- **Task requirements**
Copy every line of the data that includes the string "click".

#####

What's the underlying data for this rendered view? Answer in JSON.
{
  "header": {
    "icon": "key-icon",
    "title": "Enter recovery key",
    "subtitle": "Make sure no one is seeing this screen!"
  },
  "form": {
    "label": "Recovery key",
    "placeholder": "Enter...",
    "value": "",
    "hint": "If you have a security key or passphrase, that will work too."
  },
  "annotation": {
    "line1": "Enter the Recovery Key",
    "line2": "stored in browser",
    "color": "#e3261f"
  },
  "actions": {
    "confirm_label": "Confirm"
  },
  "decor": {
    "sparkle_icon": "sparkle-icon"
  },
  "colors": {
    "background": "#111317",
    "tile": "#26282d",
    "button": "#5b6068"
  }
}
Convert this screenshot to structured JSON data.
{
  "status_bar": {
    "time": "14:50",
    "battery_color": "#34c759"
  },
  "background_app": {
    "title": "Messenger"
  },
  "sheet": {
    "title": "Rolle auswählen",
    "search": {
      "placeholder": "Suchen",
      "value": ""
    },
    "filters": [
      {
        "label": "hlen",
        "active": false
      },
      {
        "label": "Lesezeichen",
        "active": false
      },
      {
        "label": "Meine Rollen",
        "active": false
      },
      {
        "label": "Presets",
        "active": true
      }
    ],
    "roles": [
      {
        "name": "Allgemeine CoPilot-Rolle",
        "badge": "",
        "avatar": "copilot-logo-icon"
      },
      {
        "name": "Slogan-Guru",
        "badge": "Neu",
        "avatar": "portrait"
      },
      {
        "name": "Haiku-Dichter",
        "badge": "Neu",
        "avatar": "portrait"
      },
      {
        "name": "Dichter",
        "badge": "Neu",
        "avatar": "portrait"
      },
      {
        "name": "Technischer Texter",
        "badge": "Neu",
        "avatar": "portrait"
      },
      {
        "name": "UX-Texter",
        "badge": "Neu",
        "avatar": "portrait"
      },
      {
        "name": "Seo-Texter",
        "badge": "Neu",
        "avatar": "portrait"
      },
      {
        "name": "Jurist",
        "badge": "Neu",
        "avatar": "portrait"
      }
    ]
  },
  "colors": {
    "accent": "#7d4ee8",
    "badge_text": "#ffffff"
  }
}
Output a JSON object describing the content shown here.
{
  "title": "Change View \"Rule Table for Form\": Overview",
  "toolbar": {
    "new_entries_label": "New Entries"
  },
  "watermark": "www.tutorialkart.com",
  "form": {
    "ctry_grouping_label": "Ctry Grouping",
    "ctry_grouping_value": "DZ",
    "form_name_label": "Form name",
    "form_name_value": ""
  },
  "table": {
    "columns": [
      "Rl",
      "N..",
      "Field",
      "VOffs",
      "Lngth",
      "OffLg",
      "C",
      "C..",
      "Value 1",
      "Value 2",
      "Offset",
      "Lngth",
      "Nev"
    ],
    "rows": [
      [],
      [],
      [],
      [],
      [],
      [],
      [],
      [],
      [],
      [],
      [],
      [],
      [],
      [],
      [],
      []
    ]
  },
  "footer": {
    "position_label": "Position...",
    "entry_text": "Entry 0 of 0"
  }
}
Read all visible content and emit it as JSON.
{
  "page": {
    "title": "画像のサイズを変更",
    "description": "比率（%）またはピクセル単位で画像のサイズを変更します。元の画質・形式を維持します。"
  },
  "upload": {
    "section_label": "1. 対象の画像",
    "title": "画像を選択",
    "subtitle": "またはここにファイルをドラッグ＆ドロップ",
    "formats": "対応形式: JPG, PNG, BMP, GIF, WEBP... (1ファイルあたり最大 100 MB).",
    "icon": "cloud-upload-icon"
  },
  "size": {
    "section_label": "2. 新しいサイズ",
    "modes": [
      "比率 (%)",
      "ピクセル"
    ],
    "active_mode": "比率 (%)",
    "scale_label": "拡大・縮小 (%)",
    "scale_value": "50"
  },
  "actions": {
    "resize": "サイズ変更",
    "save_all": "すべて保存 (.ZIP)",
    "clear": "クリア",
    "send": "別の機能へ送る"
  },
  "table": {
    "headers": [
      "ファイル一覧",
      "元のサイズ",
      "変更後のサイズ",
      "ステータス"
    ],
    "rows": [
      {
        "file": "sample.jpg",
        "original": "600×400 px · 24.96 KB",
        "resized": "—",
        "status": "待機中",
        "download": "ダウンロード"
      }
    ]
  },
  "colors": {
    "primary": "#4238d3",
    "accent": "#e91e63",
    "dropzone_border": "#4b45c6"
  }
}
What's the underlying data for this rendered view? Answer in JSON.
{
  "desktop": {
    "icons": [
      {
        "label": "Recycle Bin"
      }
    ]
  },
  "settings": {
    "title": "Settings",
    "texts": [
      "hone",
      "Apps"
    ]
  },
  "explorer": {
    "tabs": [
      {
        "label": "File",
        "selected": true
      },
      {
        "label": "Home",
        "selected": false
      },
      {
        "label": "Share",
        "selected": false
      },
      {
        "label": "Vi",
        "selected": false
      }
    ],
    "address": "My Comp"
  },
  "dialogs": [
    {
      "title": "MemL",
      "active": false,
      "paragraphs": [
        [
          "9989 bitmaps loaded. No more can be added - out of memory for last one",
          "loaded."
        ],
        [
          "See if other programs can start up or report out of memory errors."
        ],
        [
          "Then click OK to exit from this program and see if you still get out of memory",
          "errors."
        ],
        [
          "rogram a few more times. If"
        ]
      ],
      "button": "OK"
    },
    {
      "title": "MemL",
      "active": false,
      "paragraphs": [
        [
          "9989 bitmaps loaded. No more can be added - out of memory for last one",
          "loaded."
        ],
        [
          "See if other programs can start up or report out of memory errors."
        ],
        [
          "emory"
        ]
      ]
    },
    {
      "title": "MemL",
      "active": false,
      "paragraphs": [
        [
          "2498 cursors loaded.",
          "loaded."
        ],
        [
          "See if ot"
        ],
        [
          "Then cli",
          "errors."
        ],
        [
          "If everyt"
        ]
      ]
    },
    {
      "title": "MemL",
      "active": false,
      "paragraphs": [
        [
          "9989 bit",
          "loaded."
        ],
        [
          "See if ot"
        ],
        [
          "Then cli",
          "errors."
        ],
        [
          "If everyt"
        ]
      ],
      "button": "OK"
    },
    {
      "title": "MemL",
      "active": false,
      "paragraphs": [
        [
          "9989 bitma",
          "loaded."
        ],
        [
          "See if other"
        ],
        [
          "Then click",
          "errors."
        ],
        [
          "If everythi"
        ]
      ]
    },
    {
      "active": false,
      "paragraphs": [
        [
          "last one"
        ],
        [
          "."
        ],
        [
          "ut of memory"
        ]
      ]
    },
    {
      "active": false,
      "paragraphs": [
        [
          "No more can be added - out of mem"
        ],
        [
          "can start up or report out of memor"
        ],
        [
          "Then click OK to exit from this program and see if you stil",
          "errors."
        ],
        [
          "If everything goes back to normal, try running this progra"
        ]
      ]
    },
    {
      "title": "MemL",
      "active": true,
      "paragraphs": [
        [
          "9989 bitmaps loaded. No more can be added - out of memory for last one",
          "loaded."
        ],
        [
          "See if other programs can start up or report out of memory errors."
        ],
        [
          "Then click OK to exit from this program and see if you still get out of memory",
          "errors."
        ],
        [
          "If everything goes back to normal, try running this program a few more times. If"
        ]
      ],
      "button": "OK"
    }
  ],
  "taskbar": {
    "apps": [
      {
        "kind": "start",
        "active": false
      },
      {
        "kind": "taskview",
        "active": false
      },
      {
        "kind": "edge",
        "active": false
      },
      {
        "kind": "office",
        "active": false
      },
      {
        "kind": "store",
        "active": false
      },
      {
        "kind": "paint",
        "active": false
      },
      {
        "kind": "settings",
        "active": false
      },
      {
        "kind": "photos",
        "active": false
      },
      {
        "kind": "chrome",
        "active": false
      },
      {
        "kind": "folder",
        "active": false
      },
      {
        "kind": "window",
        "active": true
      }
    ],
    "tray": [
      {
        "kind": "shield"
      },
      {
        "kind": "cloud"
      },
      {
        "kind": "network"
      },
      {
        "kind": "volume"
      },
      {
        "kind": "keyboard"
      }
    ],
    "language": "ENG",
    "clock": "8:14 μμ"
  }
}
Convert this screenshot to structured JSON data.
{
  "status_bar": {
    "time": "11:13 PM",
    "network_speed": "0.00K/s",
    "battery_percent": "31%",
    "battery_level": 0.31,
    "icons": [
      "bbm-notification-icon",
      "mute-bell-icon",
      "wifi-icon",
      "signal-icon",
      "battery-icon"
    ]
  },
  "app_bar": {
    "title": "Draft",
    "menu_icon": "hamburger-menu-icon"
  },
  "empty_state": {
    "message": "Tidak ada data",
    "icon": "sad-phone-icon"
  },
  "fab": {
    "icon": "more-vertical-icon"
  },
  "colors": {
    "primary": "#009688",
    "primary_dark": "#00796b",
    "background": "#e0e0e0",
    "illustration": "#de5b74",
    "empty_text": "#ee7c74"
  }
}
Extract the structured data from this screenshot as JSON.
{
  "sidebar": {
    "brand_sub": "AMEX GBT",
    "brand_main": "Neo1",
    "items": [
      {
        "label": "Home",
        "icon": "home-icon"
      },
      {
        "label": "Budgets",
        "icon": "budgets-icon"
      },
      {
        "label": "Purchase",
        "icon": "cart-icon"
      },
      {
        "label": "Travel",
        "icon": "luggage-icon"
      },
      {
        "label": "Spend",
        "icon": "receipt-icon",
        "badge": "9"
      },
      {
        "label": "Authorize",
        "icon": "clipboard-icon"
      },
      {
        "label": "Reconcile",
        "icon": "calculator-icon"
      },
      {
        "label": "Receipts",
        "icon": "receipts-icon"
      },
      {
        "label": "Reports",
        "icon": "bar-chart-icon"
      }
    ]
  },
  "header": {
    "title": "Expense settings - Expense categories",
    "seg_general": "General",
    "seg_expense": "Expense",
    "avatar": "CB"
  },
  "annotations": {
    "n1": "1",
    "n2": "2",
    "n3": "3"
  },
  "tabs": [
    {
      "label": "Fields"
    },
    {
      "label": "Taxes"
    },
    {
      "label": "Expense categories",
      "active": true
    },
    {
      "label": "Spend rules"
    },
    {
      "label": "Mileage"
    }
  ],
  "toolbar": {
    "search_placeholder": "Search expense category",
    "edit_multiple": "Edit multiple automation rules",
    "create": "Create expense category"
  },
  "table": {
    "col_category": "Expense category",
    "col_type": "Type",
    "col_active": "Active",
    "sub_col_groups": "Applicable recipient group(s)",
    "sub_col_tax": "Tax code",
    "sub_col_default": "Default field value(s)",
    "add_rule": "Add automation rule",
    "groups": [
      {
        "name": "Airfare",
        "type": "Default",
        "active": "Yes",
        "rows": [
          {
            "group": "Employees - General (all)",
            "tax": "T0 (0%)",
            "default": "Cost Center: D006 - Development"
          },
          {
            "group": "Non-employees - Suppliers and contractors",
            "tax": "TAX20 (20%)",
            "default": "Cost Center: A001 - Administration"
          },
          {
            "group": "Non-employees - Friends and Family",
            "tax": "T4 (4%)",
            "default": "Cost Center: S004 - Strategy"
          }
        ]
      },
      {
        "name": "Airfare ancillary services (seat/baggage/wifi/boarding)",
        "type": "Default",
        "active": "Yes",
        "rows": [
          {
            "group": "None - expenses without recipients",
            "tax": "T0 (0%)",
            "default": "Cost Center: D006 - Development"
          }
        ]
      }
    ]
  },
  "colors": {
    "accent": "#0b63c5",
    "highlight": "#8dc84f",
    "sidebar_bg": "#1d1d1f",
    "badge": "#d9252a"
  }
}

#####

- **Response below**
          "Then click OK to exit from this program and see if you still get out of memory",
          "Then click",
          "Then click OK to exit from this program and see if you stil",
          "Then click OK to exit from this program and see if you still get out of memory",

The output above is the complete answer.